═════ Exercise text

In recent years, and especially for the Larsen C collapse, scientists have been making increased efforts to share knowledge, identify important research priorities and knowledge gaps, and outline strategic plans to advance our understanding of the continent-wide implications of climatic warming. Building on long-established networks within organizations, including the Scientific Committee on Antarctic Research (SCAR) and its working groups, newer international efforts such as Integrating Climate and Ecosystem Dynamics (ICED) and MEASO could provide a platform to connect multidisciplinary researchers investigating ecosystem responses to ice-shelf collapse and disintegration. Antarctic and Southern Ocean science is inherently collaborative as a consequence of the logistical challenges of working there and the cooperative nature of the international Antarctic Treaty System (ATS), its various bodies and national Antarctic programmes. The Council of Managers of National Antarctic Programs also facilitates connections, as does SCAR, which provides independent advice to the ATS on science related to the conservation and management of Antarctica and the Southern Ocean, and the role of the Antarctic region in the Earth system.

══════════
═════ Data for review

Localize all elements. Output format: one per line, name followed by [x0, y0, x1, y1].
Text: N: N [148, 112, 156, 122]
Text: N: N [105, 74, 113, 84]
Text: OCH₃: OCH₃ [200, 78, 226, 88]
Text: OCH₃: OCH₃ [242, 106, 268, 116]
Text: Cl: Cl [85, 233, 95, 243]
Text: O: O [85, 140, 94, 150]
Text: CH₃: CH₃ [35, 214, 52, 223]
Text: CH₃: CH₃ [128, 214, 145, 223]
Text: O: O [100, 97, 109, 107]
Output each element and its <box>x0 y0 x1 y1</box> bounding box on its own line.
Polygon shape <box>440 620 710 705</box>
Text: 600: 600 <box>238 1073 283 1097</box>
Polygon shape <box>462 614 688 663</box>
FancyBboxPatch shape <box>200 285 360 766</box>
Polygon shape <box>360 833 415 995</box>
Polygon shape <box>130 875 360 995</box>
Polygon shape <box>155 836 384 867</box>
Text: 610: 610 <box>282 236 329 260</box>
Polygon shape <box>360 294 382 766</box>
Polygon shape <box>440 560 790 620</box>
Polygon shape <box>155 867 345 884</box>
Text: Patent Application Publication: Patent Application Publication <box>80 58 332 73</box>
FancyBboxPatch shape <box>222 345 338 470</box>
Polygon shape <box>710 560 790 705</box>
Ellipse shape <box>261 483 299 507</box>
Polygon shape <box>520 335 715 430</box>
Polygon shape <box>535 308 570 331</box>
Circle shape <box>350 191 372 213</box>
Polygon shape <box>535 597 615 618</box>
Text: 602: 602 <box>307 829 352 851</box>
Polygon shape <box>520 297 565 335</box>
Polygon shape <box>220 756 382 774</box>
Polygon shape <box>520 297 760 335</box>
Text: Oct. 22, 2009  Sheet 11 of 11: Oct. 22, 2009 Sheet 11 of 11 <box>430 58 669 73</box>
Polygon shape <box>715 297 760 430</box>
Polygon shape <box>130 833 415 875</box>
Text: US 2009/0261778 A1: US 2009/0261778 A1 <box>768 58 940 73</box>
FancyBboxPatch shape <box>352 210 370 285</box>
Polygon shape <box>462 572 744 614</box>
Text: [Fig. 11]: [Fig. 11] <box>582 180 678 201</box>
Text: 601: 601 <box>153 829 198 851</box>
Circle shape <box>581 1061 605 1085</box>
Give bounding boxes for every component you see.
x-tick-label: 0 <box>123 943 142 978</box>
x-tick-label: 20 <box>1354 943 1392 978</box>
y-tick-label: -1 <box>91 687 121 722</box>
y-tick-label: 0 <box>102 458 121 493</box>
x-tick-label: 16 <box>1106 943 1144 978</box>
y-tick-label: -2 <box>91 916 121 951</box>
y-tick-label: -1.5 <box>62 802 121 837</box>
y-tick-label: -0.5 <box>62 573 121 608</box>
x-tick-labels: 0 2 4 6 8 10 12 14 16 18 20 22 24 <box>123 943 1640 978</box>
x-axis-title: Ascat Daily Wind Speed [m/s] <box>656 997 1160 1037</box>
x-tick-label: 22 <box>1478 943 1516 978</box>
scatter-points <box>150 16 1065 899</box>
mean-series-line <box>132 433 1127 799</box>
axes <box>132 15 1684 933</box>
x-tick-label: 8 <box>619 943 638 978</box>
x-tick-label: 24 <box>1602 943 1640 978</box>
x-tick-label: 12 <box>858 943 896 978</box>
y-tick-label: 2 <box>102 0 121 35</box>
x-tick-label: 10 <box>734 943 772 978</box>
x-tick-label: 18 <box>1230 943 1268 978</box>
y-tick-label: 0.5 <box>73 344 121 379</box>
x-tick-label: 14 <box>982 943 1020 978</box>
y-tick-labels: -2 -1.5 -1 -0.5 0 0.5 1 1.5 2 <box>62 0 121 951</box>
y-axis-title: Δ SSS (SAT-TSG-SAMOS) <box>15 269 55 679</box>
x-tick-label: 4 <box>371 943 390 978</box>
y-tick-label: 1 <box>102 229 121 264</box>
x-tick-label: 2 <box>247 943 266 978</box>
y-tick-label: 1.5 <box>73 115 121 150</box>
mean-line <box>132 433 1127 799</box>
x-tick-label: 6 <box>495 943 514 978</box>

══════════

- Task statement
According to the Antarctic research passage, what does SCAR provide to the Antarctic Treaty System? The records have no connection to the Antarctic research passage.

- Answer section
SCAR provides independent advice on science related to the conservation and management of Antarctica and the Southern Ocean, and on the role of the Antarctic region in the Earth system.